Transcribe the whole listing without a single picture.

++++ DATASET RECORDS ++++

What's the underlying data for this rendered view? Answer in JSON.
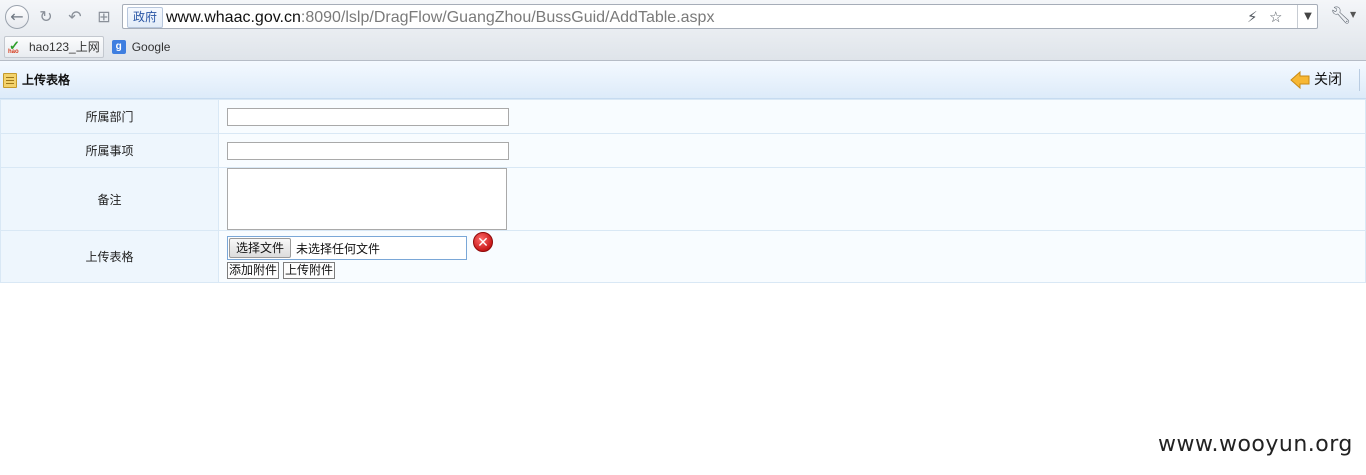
{
  "browser": {
    "address_badge": "政府",
    "url_host": "www.whaac.gov.cn",
    "url_rest": ":8090/lslp/DragFlow/GuangZhou/BussGuid/AddTable.aspx",
    "bookmarks": [
      {
        "label": "hao123_上网",
        "icon": "hao123-icon"
      },
      {
        "label": "Google",
        "icon": "google-icon"
      }
    ]
  },
  "panel": {
    "title": "上传表格",
    "close_label": "关闭"
  },
  "form": {
    "department_label": "所属部门",
    "department_value": "",
    "matter_label": "所属事项",
    "matter_value": "",
    "note_label": "备注",
    "note_value": "",
    "upload_label": "上传表格",
    "choose_file_label": "选择文件",
    "file_status": "未选择任何文件",
    "add_attachment_label": "添加附件",
    "upload_attachment_label": "上传附件"
  },
  "watermark": "www.wooyun.org",
  "colors": {
    "title_bar": "#ddebf9",
    "label_cell": "#eef6fd",
    "border": "#d9e8f5"
  }
}
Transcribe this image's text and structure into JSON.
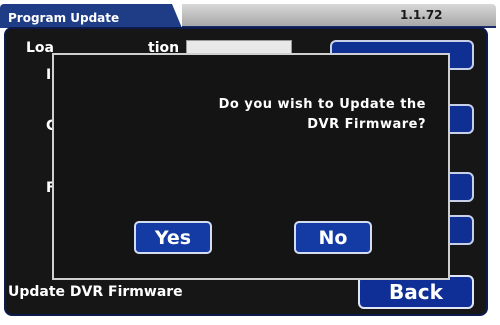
{
  "window": {
    "title": "Program Update",
    "version": "1.1.72"
  },
  "background": {
    "row1_label_partial": "Loa",
    "row1_label_partial_end": "tion",
    "row2_partial": "I",
    "row3_partial": "C",
    "row4_partial": "F",
    "status_label": "Update DVR Firmware",
    "back_label": "Back"
  },
  "dialog": {
    "message_line1": "Do you wish to Update the",
    "message_line2": "DVR Firmware?",
    "yes_label": "Yes",
    "no_label": "No"
  },
  "colors": {
    "title_tab": "#1f3d86",
    "button_blue": "#143aa4",
    "panel_bg": "#161616"
  }
}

++++

OUTPUT
What's the underlying data for this rendered view? Answer in JSON.
{
  "browser": {
    "address_badge": "政府",
    "url_host": "www.whaac.gov.cn",
    "url_rest": ":8090/lslp/DragFlow/GuangZhou/BussGuid/AddTable.aspx",
    "bookmarks": [
      {
        "label": "hao123_上网",
        "icon": "hao123-icon"
      },
      {
        "label": "Google",
        "icon": "google-icon"
      }
    ]
  },
  "panel": {
    "title": "上传表格",
    "close_label": "关闭"
  },
  "form": {
    "department_label": "所属部门",
    "department_value": "",
    "matter_label": "所属事项",
    "matter_value": "",
    "note_label": "备注",
    "note_value": "",
    "upload_label": "上传表格",
    "choose_file_label": "选择文件",
    "file_status": "未选择任何文件",
    "add_attachment_label": "添加附件",
    "upload_attachment_label": "上传附件"
  },
  "watermark": "www.wooyun.org",
  "colors": {
    "title_bar": "#ddebf9",
    "label_cell": "#eef6fd",
    "border": "#d9e8f5"
  }
}
Transcribe this image's text and structure into JSON.
{
  "window": {
    "title": "Program Update",
    "version": "1.1.72"
  },
  "background": {
    "row1_label_partial": "Loa",
    "row1_label_partial_end": "tion",
    "row2_partial": "I",
    "row3_partial": "C",
    "row4_partial": "F",
    "status_label": "Update DVR Firmware",
    "back_label": "Back"
  },
  "dialog": {
    "message_line1": "Do you wish to Update the",
    "message_line2": "DVR Firmware?",
    "yes_label": "Yes",
    "no_label": "No"
  },
  "colors": {
    "title_tab": "#1f3d86",
    "button_blue": "#143aa4",
    "panel_bg": "#161616"
  }
}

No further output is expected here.